**DIRECTIONS**
Rewrite the data from the line containing "- listing-info[interactable]: Home in Sunderlan..." through the line containing "- superhost-badge: Superhost: [564, 54, 712, 106]", replacing "listing-subtitle" with "listing-caption" and leaving everything else unchanged.

Element and coordinate data
↓↓↓

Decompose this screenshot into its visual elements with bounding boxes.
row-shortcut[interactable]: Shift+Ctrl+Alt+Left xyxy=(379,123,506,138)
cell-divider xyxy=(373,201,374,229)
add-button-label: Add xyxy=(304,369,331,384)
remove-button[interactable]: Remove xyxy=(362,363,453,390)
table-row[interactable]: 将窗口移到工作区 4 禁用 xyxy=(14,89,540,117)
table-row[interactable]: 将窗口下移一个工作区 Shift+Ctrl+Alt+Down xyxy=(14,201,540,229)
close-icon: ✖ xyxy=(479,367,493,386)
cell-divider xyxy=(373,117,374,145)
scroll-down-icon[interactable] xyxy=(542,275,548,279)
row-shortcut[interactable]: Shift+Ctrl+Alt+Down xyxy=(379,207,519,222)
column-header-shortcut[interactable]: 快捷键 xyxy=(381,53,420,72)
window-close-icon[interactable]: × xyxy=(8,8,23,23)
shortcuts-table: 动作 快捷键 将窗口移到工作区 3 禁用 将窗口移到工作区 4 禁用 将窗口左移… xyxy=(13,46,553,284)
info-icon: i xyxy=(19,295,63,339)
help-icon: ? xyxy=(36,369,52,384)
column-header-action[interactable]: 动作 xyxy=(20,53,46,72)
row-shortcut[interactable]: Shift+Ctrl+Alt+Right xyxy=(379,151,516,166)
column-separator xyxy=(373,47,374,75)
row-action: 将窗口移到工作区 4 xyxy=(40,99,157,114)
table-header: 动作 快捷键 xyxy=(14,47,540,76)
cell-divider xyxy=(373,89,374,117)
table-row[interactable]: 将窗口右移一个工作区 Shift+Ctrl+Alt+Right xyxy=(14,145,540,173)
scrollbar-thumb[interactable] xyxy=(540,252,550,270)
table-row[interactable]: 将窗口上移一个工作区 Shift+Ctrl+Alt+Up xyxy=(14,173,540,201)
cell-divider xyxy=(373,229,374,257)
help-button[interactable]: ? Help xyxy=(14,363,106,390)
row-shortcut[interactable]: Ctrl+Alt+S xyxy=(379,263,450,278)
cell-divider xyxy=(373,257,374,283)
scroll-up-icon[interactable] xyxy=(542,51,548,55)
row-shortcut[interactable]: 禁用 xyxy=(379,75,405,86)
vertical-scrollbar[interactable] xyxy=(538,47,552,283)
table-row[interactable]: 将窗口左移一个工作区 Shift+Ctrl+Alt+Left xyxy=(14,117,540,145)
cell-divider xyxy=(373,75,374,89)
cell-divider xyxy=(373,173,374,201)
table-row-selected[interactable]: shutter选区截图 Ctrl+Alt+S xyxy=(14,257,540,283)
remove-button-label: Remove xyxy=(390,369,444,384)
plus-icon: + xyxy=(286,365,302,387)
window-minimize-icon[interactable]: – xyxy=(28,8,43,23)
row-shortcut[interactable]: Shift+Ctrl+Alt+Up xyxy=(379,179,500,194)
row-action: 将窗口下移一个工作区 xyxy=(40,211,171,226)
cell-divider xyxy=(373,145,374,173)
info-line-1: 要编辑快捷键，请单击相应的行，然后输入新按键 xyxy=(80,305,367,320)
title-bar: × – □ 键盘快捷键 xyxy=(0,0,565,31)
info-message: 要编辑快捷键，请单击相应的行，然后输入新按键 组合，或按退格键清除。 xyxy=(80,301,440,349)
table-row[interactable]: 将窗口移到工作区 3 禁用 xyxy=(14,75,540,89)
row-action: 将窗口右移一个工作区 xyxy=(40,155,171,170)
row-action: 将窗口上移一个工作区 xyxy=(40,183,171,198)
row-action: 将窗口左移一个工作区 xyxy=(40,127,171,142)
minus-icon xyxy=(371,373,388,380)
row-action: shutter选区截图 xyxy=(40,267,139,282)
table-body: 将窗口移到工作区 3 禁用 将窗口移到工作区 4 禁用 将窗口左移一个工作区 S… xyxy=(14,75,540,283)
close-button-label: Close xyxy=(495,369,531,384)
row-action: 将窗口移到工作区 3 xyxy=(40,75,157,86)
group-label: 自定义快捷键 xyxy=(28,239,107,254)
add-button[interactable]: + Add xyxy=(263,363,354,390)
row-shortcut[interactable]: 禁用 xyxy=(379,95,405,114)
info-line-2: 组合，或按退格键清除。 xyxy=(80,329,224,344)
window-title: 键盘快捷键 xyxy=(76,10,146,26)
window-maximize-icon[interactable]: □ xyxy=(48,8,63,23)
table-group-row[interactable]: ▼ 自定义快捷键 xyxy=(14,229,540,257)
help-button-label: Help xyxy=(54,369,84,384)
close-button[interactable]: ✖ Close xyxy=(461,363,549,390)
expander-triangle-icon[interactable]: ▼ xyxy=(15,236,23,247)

↑↑↑
↓↓↓

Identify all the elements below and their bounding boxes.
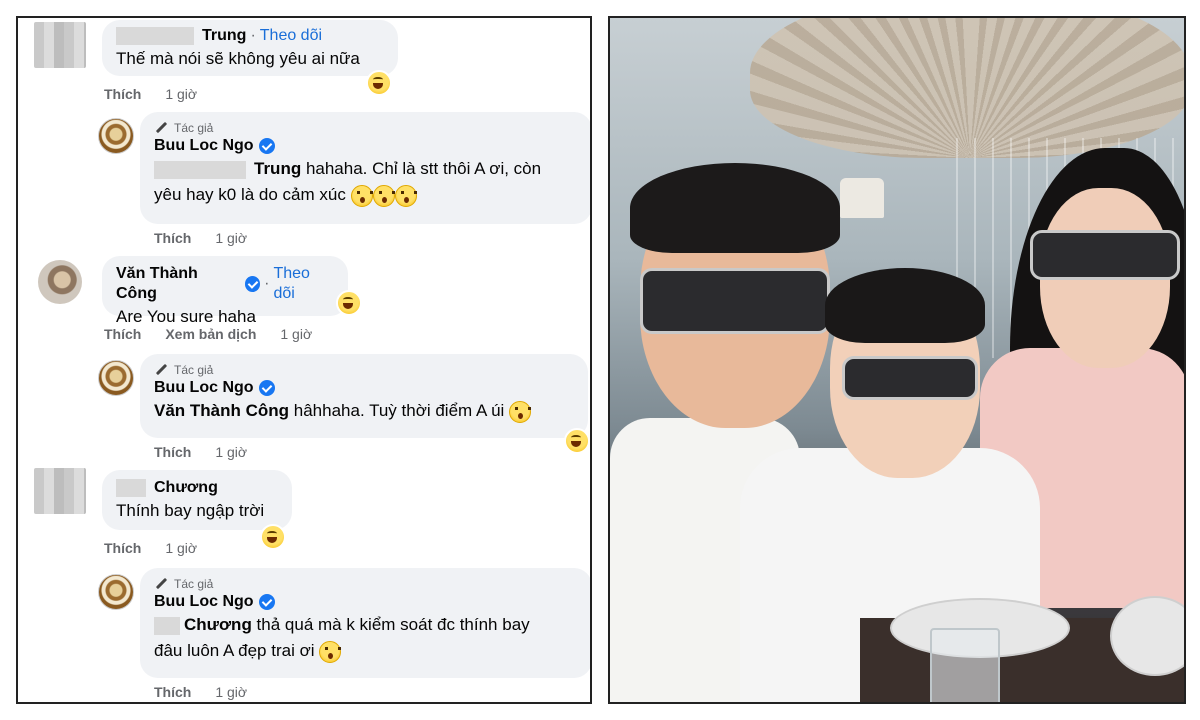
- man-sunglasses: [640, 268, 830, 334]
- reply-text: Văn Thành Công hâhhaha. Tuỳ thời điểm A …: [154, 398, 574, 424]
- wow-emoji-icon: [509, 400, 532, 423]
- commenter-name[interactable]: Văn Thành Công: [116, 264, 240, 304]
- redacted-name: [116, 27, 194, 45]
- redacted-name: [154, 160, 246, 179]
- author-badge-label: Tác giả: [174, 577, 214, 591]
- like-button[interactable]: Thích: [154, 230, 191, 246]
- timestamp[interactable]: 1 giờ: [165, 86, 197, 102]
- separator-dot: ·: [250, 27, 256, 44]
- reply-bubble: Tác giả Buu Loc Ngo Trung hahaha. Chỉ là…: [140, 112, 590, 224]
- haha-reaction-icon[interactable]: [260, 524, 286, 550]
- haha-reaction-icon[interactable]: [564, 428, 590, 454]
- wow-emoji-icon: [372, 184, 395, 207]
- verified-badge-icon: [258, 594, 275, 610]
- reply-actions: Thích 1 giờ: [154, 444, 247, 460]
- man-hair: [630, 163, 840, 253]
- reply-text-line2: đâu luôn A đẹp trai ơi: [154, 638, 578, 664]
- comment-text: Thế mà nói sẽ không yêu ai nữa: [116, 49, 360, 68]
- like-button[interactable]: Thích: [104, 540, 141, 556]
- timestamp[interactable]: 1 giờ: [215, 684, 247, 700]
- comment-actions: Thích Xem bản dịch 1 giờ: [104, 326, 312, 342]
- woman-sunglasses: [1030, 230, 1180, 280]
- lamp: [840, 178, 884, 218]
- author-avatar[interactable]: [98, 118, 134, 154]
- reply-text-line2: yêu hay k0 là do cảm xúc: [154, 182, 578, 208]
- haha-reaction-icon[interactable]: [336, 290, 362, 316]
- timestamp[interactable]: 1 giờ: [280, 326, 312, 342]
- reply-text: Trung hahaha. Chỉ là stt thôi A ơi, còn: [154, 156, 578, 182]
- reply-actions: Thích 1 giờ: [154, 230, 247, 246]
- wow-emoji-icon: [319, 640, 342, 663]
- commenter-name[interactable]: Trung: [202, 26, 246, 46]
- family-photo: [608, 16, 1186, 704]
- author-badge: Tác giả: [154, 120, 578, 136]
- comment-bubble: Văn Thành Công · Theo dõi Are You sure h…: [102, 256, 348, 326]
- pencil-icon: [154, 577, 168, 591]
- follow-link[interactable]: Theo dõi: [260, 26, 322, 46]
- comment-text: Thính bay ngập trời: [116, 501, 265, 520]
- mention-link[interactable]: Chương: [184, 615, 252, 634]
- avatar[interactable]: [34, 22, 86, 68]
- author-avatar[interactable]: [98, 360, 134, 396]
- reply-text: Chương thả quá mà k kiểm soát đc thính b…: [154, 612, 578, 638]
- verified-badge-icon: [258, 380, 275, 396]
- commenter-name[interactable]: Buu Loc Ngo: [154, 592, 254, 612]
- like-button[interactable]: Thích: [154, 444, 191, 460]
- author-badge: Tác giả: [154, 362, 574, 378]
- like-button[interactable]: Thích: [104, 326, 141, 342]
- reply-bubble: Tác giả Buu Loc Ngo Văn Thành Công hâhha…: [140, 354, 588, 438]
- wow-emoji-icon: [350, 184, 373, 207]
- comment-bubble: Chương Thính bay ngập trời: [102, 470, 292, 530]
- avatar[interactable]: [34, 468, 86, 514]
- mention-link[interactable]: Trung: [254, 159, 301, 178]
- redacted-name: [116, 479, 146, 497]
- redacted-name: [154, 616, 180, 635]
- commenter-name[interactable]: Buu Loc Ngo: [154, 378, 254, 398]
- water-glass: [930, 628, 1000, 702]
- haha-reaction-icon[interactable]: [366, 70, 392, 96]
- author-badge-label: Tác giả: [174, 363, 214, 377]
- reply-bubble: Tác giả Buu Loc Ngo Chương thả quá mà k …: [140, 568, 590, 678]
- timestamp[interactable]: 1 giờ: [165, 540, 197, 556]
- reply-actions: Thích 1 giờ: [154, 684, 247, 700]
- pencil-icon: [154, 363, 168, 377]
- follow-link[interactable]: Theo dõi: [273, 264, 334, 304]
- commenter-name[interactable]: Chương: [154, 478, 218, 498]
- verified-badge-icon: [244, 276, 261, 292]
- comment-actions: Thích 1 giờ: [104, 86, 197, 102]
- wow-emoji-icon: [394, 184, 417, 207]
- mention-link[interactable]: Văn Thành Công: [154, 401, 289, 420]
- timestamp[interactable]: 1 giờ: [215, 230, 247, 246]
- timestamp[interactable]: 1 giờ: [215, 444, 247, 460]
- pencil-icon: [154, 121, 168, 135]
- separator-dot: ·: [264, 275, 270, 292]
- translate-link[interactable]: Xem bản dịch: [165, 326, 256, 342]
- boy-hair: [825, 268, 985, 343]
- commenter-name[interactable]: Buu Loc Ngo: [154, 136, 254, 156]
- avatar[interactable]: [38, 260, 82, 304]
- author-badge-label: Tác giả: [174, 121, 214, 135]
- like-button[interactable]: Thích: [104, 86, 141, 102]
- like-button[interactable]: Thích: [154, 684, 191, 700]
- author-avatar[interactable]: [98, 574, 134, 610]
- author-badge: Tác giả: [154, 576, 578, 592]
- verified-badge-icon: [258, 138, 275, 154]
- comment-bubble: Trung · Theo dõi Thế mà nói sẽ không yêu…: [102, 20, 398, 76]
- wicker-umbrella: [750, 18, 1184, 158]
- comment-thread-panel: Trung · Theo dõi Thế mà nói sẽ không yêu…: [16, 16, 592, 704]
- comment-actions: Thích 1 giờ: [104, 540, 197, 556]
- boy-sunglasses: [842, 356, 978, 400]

↑↑↑
↓↓↓

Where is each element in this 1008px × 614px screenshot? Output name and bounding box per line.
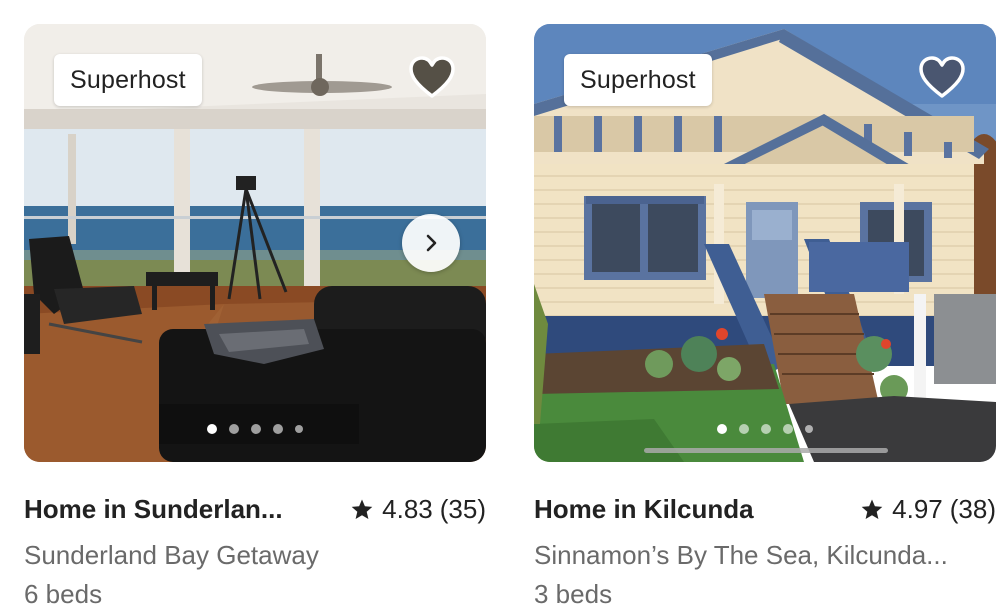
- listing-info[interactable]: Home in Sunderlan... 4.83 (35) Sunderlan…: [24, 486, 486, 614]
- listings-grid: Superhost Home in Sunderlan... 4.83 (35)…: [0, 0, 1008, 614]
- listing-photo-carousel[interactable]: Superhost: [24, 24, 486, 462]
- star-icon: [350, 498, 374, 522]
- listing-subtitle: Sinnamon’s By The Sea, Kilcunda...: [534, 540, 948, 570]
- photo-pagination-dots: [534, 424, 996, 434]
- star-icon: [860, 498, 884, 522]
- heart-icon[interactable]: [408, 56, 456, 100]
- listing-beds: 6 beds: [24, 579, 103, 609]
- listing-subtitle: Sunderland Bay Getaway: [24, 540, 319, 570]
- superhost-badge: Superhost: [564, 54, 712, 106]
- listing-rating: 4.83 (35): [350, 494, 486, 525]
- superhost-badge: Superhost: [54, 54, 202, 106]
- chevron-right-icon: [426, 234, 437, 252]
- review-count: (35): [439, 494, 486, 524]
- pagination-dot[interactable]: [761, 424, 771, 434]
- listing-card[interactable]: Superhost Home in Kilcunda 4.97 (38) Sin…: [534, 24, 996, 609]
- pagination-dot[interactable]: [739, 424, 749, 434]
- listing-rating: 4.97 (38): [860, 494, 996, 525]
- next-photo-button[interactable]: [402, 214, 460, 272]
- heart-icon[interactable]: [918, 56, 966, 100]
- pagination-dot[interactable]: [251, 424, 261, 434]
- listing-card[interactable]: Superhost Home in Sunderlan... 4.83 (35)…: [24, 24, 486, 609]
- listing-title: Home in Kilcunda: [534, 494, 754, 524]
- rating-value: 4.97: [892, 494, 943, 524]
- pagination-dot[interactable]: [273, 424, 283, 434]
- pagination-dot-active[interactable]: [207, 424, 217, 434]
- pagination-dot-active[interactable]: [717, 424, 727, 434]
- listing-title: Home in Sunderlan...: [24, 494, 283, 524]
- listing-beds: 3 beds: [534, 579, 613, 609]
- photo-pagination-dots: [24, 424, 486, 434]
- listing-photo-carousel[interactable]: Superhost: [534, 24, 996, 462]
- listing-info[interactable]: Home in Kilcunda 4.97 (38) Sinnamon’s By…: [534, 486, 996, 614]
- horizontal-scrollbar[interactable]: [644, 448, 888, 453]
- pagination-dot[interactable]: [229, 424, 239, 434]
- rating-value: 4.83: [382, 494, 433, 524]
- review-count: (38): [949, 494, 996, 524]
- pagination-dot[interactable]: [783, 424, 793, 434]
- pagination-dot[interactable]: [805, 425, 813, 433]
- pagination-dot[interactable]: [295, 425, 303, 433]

↑↑↑

**EXERCISE RESULT**
- listing-info[interactable]: Home in Sunderlan... 4.83 (35) Sunderlan…: [24, 486, 486, 614]
- listings-grid: Superhost Home in Sunderlan... 4.83 (35)…: [0, 0, 1008, 614]
- listing-photo-carousel[interactable]: Superhost: [24, 24, 486, 462]
- star-icon: [350, 498, 374, 522]
- listing-caption: Sinnamon’s By The Sea, Kilcunda...: [534, 540, 948, 570]
- photo-pagination-dots: [534, 424, 996, 434]
- star-icon: [860, 498, 884, 522]
- heart-icon[interactable]: [408, 56, 456, 100]
- listing-beds: 6 beds: [24, 579, 103, 609]
- listing-caption: Sunderland Bay Getaway: [24, 540, 319, 570]
- superhost-badge: Superhost: [564, 54, 712, 106]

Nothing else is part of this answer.